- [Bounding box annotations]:
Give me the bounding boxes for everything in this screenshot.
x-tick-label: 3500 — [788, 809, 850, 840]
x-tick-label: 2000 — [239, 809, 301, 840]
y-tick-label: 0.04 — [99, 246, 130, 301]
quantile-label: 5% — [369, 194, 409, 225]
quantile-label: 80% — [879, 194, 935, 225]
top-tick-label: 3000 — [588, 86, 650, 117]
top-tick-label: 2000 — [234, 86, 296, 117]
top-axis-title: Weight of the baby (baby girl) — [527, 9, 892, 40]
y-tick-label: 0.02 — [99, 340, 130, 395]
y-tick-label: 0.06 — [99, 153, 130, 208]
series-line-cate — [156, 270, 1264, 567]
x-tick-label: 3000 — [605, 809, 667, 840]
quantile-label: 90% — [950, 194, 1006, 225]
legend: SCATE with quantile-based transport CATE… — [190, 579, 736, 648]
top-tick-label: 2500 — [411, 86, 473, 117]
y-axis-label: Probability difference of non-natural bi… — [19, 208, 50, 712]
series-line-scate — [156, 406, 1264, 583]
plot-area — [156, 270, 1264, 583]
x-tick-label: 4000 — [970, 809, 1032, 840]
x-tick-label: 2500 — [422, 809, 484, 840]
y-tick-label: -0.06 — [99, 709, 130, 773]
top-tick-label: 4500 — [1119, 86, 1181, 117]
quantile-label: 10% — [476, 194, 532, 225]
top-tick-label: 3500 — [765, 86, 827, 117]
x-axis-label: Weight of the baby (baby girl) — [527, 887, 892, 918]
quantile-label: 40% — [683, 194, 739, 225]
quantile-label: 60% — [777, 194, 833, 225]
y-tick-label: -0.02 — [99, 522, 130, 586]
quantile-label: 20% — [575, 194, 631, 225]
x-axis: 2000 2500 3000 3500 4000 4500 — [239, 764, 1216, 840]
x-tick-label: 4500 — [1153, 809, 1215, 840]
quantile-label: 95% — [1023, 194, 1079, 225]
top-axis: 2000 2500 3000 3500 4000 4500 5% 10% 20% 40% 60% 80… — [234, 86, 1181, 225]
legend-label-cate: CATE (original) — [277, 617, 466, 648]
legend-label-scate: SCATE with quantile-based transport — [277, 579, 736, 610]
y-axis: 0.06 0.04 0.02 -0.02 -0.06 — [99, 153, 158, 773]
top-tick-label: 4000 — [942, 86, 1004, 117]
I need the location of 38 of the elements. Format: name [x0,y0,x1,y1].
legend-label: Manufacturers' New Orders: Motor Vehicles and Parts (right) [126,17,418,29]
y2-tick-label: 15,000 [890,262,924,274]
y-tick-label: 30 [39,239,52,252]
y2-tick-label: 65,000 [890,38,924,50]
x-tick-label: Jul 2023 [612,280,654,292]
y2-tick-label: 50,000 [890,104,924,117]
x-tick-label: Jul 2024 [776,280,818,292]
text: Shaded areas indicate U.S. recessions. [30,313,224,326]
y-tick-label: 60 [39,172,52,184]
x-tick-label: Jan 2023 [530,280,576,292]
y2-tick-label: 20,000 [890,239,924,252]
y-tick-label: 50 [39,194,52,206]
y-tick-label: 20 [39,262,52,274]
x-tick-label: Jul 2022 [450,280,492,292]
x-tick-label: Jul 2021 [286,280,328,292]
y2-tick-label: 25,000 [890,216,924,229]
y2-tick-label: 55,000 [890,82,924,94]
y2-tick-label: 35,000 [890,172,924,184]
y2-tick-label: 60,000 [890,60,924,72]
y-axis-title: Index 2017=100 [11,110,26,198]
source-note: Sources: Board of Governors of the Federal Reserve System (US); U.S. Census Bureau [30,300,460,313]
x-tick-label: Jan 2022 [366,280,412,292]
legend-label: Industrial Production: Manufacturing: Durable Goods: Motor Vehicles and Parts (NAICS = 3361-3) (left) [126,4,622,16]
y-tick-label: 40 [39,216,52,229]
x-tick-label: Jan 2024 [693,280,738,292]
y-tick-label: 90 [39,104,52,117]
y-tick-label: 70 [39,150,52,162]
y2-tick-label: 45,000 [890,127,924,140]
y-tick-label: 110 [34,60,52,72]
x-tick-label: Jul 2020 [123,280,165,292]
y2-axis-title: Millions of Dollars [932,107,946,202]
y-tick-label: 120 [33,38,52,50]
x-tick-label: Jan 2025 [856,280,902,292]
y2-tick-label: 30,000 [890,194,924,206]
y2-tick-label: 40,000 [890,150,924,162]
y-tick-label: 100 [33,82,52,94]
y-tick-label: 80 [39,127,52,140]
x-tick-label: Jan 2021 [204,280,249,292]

- [What you will do]:
Replace "baby girl" with "baby boy" wherever it occurs in all of the lines above, and reproduce the lines otherwise unchanged.

- [Output for this task]:
Give me the bounding boxes for everything in this screenshot.
x-tick-label: 3500 — [788, 809, 850, 840]
x-tick-label: 2000 — [239, 809, 301, 840]
y-tick-label: 0.04 — [99, 246, 130, 301]
quantile-label: 5% — [369, 194, 409, 225]
quantile-label: 80% — [879, 194, 935, 225]
top-tick-label: 3000 — [588, 86, 650, 117]
top-tick-label: 2000 — [234, 86, 296, 117]
top-axis-title: Weight of the baby (baby boy) — [527, 9, 892, 40]
y-tick-label: 0.02 — [99, 340, 130, 395]
y-tick-label: 0.06 — [99, 153, 130, 208]
series-line-cate — [156, 270, 1264, 567]
x-tick-label: 3000 — [605, 809, 667, 840]
quantile-label: 90% — [950, 194, 1006, 225]
legend: SCATE with quantile-based transport CATE… — [190, 579, 736, 648]
top-tick-label: 2500 — [411, 86, 473, 117]
y-axis-label: Probability difference of non-natural bi… — [19, 208, 50, 712]
series-line-scate — [156, 406, 1264, 583]
plot-area — [156, 270, 1264, 583]
x-tick-label: 4000 — [970, 809, 1032, 840]
x-tick-label: 2500 — [422, 809, 484, 840]
y-tick-label: -0.06 — [99, 709, 130, 773]
top-tick-label: 4500 — [1119, 86, 1181, 117]
quantile-label: 10% — [476, 194, 532, 225]
top-tick-label: 3500 — [765, 86, 827, 117]
x-axis-label: Weight of the baby (baby boy) — [527, 887, 892, 918]
quantile-label: 40% — [683, 194, 739, 225]
quantile-label: 60% — [777, 194, 833, 225]
y-tick-label: -0.02 — [99, 522, 130, 586]
quantile-label: 20% — [575, 194, 631, 225]
x-axis: 2000 2500 3000 3500 4000 4500 — [239, 764, 1216, 840]
x-tick-label: 4500 — [1153, 809, 1215, 840]
quantile-label: 95% — [1023, 194, 1079, 225]
top-axis: 2000 2500 3000 3500 4000 4500 5% 10% 20% 40% 60% 80… — [234, 86, 1181, 225]
legend-label-cate: CATE (original) — [277, 617, 466, 648]
legend-label-scate: SCATE with quantile-based transport — [277, 579, 736, 610]
y-axis: 0.06 0.04 0.02 -0.02 -0.06 — [99, 153, 158, 773]
top-tick-label: 4000 — [942, 86, 1004, 117]
I need the location of 38 of the elements. Format: name [x0,y0,x1,y1].
legend-label: Manufacturers' New Orders: Motor Vehicles and Parts (right) [126,17,418,29]
y2-tick-label: 15,000 [890,262,924,274]
y-tick-label: 30 [39,239,52,252]
y2-tick-label: 65,000 [890,38,924,50]
x-tick-label: Jul 2023 [612,280,654,292]
y2-tick-label: 50,000 [890,104,924,117]
x-tick-label: Jul 2024 [776,280,818,292]
text: Shaded areas indicate U.S. recessions. [30,313,224,326]
y-tick-label: 60 [39,172,52,184]
x-tick-label: Jan 2023 [530,280,576,292]
y2-tick-label: 20,000 [890,239,924,252]
y-tick-label: 50 [39,194,52,206]
y-tick-label: 20 [39,262,52,274]
x-tick-label: Jul 2022 [450,280,492,292]
x-tick-label: Jul 2021 [286,280,328,292]
y2-tick-label: 25,000 [890,216,924,229]
y2-tick-label: 55,000 [890,82,924,94]
y2-tick-label: 35,000 [890,172,924,184]
y2-tick-label: 60,000 [890,60,924,72]
y-axis-title: Index 2017=100 [11,110,26,198]
source-note: Sources: Board of Governors of the Federal Reserve System (US); U.S. Census Bureau [30,300,460,313]
x-tick-label: Jan 2022 [366,280,412,292]
legend-label: Industrial Production: Manufacturing: Durable Goods: Motor Vehicles and Parts (NAICS = 3361-3) (left) [126,4,622,16]
y-tick-label: 40 [39,216,52,229]
x-tick-label: Jan 2024 [693,280,738,292]
y-tick-label: 90 [39,104,52,117]
y-tick-label: 70 [39,150,52,162]
y2-tick-label: 45,000 [890,127,924,140]
y-tick-label: 110 [34,60,52,72]
x-tick-label: Jul 2020 [123,280,165,292]
y2-axis-title: Millions of Dollars [932,107,946,202]
y-tick-label: 120 [33,38,52,50]
x-tick-label: Jan 2025 [856,280,902,292]
y2-tick-label: 30,000 [890,194,924,206]
y2-tick-label: 40,000 [890,150,924,162]
y-tick-label: 100 [33,82,52,94]
y-tick-label: 80 [39,127,52,140]
x-tick-label: Jan 2021 [204,280,249,292]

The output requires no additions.